__Stated task__
Go through the listing and copy each line with the string "ответе".

Entries taken from a collection

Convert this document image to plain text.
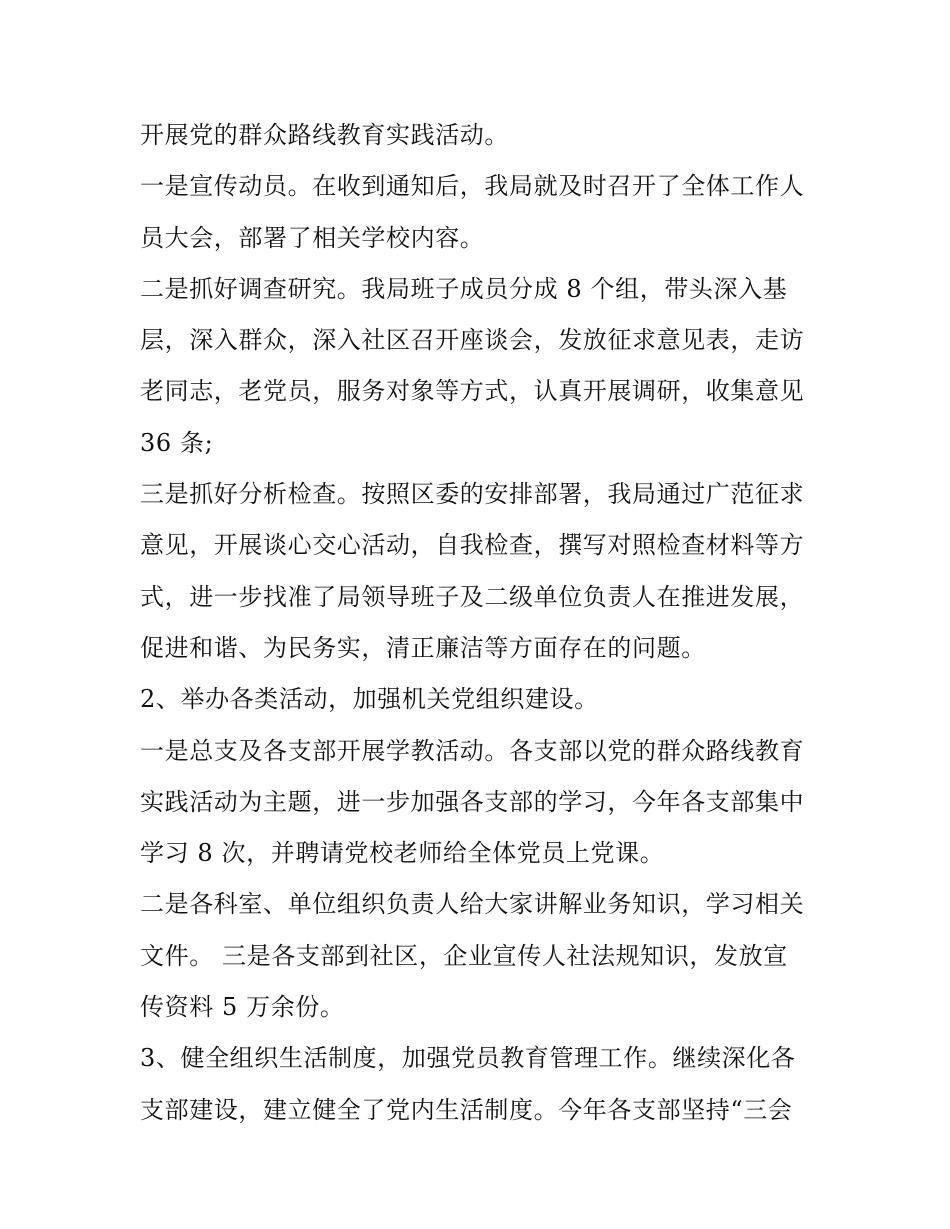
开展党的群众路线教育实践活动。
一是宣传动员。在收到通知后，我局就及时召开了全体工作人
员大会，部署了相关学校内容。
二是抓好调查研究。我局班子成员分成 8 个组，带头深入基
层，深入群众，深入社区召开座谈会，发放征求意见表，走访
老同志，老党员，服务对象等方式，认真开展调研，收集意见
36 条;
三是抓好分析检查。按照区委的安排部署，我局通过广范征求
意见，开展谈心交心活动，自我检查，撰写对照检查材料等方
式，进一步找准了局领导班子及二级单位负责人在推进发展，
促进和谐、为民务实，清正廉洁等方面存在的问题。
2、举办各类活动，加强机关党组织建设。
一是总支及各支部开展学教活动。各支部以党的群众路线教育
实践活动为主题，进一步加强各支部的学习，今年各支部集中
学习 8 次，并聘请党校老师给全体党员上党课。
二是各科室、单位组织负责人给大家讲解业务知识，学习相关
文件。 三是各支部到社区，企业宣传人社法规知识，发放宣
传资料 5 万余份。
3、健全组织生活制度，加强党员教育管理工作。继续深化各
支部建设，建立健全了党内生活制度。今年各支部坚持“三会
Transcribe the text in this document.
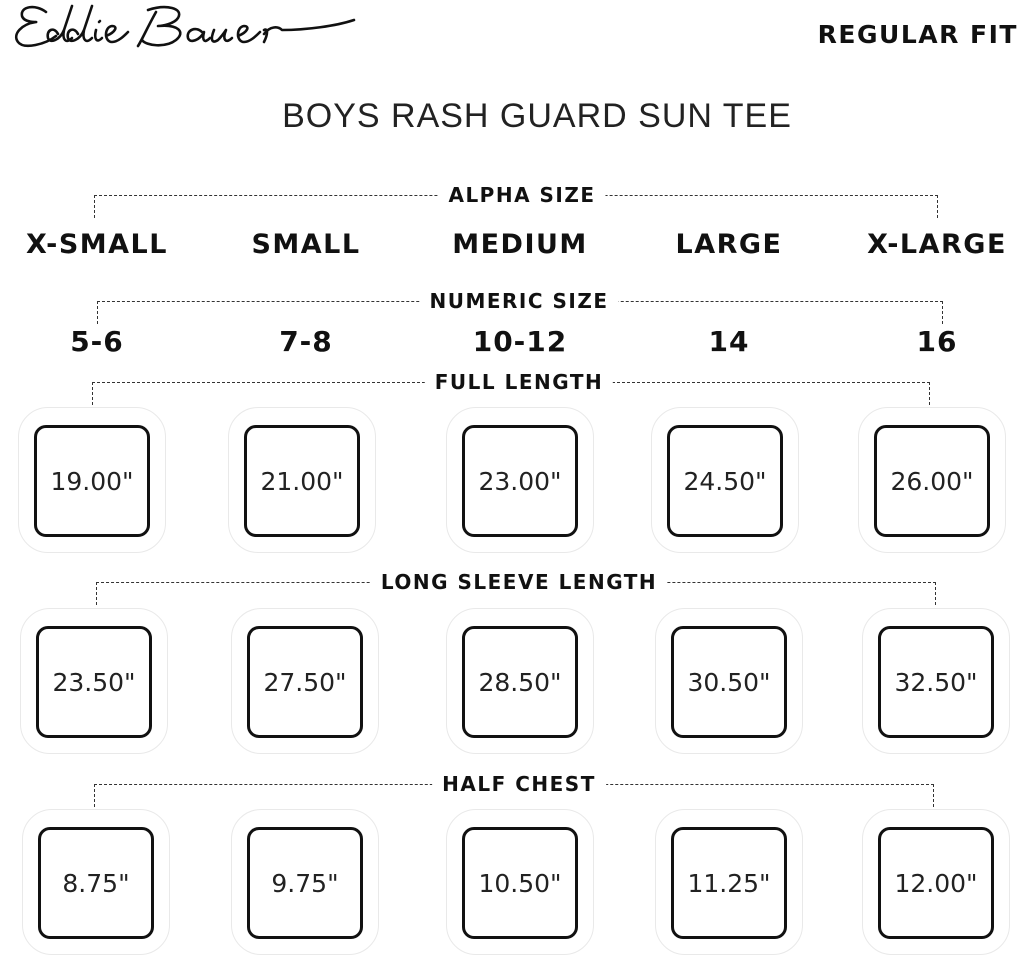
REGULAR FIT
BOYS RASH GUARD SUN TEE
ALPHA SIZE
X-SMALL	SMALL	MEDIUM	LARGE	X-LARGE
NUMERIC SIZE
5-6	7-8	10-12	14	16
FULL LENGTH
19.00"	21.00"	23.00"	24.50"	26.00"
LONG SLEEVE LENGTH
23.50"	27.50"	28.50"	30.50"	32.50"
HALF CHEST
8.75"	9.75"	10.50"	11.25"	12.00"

* * *

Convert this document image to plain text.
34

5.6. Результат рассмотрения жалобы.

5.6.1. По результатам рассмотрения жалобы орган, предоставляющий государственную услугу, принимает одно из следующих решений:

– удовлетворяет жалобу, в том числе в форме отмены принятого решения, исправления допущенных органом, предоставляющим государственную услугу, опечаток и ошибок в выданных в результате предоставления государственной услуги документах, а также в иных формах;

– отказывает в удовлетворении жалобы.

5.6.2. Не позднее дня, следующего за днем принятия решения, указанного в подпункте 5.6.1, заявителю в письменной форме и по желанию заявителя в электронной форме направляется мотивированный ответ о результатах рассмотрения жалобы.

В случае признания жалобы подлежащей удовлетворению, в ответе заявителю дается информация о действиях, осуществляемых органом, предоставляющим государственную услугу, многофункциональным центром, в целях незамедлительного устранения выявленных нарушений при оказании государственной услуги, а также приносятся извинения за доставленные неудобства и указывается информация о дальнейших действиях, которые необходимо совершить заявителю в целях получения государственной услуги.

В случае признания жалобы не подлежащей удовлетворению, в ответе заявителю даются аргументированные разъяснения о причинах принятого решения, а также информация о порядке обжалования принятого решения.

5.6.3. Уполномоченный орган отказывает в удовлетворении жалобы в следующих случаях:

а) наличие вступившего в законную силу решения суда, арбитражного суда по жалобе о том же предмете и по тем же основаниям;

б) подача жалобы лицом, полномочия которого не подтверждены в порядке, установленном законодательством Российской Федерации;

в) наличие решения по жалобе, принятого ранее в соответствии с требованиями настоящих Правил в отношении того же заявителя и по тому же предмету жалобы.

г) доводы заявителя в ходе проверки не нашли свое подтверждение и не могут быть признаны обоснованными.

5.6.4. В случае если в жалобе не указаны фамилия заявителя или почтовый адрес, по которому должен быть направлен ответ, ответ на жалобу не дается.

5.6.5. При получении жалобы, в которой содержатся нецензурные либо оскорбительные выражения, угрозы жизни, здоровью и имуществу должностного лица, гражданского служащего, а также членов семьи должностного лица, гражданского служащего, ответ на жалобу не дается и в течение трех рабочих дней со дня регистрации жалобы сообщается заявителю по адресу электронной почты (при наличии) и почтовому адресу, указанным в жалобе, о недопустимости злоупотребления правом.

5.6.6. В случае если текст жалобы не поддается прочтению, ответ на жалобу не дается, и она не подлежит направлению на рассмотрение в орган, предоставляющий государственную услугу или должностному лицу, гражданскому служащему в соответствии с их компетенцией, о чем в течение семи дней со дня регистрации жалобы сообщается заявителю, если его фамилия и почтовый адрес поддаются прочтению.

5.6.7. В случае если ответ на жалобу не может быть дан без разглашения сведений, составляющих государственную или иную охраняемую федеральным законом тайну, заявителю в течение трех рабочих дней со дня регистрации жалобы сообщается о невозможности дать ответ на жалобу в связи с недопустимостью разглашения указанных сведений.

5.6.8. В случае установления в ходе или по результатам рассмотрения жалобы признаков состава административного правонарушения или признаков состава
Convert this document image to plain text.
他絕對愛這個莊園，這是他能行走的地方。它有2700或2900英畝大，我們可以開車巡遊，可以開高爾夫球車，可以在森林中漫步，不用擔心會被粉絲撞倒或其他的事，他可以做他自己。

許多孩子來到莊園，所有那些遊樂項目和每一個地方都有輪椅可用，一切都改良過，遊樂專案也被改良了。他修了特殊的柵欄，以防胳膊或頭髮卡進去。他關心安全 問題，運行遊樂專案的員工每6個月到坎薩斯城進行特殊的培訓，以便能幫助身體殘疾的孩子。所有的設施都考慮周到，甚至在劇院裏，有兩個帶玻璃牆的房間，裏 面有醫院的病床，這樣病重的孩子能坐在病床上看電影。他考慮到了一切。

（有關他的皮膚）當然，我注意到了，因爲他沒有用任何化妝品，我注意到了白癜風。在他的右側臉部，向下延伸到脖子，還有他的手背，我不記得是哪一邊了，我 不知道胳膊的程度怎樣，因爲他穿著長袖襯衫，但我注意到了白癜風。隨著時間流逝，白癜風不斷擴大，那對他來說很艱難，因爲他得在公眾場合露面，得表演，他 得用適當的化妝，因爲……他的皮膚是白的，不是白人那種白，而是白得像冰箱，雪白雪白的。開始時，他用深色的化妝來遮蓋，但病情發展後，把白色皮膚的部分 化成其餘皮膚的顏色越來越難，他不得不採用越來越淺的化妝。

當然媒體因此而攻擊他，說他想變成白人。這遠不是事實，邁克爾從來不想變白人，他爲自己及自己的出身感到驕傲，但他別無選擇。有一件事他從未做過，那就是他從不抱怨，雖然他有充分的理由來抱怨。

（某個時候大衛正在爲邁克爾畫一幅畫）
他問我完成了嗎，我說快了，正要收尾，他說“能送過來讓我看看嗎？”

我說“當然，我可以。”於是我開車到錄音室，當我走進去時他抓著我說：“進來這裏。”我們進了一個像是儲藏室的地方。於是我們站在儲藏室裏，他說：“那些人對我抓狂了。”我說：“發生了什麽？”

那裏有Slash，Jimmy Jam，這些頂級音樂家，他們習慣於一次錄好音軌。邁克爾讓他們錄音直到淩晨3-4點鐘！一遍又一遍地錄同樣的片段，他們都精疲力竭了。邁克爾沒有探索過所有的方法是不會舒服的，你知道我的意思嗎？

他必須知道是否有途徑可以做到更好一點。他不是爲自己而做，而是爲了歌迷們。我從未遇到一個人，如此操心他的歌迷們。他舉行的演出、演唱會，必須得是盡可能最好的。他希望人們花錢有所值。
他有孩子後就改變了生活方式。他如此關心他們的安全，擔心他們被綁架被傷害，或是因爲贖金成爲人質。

* * *

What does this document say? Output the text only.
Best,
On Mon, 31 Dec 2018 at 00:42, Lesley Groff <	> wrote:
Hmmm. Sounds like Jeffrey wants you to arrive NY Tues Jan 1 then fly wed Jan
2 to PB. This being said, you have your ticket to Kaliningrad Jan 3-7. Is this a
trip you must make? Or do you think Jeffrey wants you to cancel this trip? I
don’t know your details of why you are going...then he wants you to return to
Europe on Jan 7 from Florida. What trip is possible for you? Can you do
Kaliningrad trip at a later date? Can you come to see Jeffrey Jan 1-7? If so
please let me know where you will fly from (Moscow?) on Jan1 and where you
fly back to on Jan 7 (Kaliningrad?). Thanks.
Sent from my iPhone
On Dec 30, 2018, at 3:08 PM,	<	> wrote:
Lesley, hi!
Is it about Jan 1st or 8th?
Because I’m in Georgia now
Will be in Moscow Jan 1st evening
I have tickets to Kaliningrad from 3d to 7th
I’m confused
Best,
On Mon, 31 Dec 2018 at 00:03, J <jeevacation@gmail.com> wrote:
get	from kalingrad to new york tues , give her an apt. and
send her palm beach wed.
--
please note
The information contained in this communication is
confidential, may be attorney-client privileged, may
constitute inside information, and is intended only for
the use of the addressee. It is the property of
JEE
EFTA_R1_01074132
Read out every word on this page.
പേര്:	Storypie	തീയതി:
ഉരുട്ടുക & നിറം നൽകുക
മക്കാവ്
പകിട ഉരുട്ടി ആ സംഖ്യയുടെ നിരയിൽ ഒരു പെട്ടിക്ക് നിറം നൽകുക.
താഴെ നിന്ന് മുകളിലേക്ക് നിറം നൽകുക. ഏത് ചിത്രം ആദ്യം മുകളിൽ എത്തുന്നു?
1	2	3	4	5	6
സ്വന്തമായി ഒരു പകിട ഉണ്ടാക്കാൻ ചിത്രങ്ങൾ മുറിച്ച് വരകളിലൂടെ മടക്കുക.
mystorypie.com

__Solution to this task__
В случае признания жалобы подлежащей удовлетворению, в ответе заявителю дается информация о действиях, осуществляемых органом, предоставляющим государственную услугу, многофункциональным центром, в целях незамедлительного устранения выявленных нарушений при оказании государственной услуги, а также приносятся извинения за доставленные неудобства и указывается информация о дальнейших действиях, которые необходимо совершить заявителю в целях получения государственной услуги.
В случае признания жалобы не подлежащей удовлетворению, в ответе заявителю даются аргументированные разъяснения о причинах принятого решения, а также информация о порядке обжалования принятого решения.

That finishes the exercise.